(Text shown Opens)

Most anyone who grows up in the mid-west knows the saying, “knee high by the 4th of July.” It describes the average size of corn this time of year. The saying came to mind last weekend as I looked at my family’s backyard garden. We aren’t growing any corn, but our other plants are looking lively. They’re not full grown and ready to harvest yet, but it won’t be too much longer. Of course it’s the same for all gardeners in this general latitude. And everyone knows what that means: zucchini, cucumbers, and tomatoes available for the taking in workplace kitchenettes, in church fellowship halls, from next door neighbors. So why is it that some are hungry at this time of year, when so many others have food to give away?
I recently spoke with Carol at an organization that’s trying to change that: AmpleHarvest. They are a national not-for-profit whose purpose is to connect gardeners who have excess produce with food pantries that can take it. Their website, AmpleHarvest.org
, allows gardeners to search by location for nearby food pantries that accept fresh food. When I talked to Carol, she explained that they currently have almost 4000 food pantries registered… but there are some 30,000 in the U.S. So she asked if we could help with a couple of things:
1) If you are involved with a food pantry, ask them to register. It’s free, and all the panty has to do is fill out a short form on their website. The pantry can specify things like what types of produce they can accept, and what times of day or week they can take it. Since many of them don’t have refrigeration, this is important; they can’t store fresh food very long and may need people to pick it up fairly soon after they receive it.
2) If you are a gardener (or know someone who is), tell them about AmpleHarvest. Gardeners can go to the AmpleHarvest.org
, enter their location, and see if there are any nearby pantries that will accept their surplus. (And the more pantries that register, the more luck gardeners will have using the site; see request 1.)
These seem like really simple yet helpful requests, so I pass them on to you. Please help! If you want to go a step further, the AmpleHarvest website has additional resources like fliers you can post at your local garden store. Together we can help ensure the bountiful harvest of summer and fall is eaten and not wasted.

(Text shown Closes)
(Provided material Opens)

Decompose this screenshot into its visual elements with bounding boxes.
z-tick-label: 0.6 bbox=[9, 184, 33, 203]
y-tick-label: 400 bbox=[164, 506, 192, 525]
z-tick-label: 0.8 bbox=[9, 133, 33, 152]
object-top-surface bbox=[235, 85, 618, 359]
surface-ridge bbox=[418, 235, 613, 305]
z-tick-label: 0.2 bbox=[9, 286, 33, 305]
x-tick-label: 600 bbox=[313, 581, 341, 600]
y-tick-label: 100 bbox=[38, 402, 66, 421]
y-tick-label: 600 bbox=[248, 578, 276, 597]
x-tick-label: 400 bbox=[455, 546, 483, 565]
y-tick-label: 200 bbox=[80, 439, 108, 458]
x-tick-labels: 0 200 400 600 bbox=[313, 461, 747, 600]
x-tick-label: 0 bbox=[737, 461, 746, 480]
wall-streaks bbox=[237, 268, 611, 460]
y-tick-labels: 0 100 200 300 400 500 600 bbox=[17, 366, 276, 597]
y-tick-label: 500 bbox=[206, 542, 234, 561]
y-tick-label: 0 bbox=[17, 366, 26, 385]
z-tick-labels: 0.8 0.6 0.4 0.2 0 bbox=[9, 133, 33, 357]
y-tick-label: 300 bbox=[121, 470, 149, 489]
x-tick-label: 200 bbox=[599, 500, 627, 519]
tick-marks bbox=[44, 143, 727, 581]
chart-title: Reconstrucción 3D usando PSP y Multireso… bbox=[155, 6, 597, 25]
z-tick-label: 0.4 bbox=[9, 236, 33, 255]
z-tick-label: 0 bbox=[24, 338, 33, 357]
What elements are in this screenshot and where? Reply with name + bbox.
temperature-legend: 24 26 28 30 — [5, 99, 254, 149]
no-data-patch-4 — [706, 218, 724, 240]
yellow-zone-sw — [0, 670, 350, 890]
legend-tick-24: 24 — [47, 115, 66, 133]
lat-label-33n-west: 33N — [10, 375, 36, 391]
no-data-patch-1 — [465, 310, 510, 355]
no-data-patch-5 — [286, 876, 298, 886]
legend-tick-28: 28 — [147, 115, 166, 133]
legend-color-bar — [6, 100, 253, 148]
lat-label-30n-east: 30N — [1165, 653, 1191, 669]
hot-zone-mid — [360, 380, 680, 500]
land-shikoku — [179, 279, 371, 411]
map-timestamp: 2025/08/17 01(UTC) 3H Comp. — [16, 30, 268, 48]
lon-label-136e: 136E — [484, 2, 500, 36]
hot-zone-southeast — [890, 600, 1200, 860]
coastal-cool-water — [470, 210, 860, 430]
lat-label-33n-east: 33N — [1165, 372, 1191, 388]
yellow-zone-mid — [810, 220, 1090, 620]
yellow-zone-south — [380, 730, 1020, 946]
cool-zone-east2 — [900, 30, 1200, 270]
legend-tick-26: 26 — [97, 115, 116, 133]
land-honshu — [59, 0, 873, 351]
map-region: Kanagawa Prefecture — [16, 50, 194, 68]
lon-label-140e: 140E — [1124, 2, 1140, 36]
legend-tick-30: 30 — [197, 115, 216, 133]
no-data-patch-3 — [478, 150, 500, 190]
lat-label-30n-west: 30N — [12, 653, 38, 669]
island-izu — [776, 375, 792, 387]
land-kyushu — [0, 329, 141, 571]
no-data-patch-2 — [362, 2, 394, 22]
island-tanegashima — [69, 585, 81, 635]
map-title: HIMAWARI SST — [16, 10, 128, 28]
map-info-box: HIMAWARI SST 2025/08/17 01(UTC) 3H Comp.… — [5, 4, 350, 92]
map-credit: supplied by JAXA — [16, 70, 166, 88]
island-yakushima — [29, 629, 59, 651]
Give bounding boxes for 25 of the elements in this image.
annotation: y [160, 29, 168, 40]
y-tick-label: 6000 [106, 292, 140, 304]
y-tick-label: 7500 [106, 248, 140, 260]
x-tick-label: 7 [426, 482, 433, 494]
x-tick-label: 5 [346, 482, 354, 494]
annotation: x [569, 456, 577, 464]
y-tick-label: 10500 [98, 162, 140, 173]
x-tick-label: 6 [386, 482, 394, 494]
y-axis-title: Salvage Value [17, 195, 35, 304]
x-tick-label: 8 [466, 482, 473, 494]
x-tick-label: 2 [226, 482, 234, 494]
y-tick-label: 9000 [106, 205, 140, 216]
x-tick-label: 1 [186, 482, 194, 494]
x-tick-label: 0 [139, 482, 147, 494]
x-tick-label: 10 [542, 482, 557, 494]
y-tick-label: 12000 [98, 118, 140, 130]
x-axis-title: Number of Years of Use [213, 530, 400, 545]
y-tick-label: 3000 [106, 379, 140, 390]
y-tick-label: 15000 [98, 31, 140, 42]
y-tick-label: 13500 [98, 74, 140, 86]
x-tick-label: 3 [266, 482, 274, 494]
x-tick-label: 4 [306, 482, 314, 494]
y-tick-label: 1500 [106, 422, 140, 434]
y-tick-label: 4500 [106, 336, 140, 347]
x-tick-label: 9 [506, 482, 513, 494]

(Provided material Closes)

■ Aim of the task ■
Write out the entire AmpleHarvest text word for word. Rely only on the text for these tasks.

■ Task output ■
Most anyone who grows up in the mid-west knows the saying, “knee high by the 4th of July.” It describes the average size of corn this time of year. The saying came to mind last weekend as I looked at my family’s backyard garden. We aren’t growing any corn, but our other plants are looking lively. They’re not full grown and ready to harvest yet, but it won’t be too much longer. Of course it’s the same for all gardeners in this general latitude. And everyone knows what that means: zucchini, cucumbers, and tomatoes available for the taking in workplace kitchenettes, in church fellowship halls, from next door neighbors. So why is it that some are hungry at this time of year, when so many others have food to give away?
I recently spoke with Carol at an organization that’s trying to change that: AmpleHarvest. They are a national not-for-profit whose purpose is to connect gardeners who have excess produce with food pantries that can take it. Their website, AmpleHarvest.org
, allows gardeners to search by location for nearby food pantries that accept fresh food. When I talked to Carol, she explained that they currently have almost 4000 food pantries registered… but there are some 30,000 in the U.S. So she asked if we could help with a couple of things:
1) If you are involved with a food pantry, ask them to register. It’s free, and all the panty has to do is fill out a short form on their website. The pantry can specify things like what types of produce they can accept, and what times of day or week they can take it. Since many of them don’t have refrigeration, this is important; they can’t store fresh food very long and may need people to pick it up fairly soon after they receive it.
2) If you are a gardener (or know someone who is), tell them about AmpleHarvest. Gardeners can go to the AmpleHarvest.org
, enter their location, and see if there are any nearby pantries that will accept their surplus. (And the more pantries that register, the more luck gardeners will have using the site; see request 1.)
These seem like really simple yet helpful requests, so I pass them on to you. Please help! If you want to go a step further, the AmpleHarvest website has additional resources like fliers you can post at your local garden store. Together we can help ensure the bountiful harvest of summer and fall is eaten and not wasted.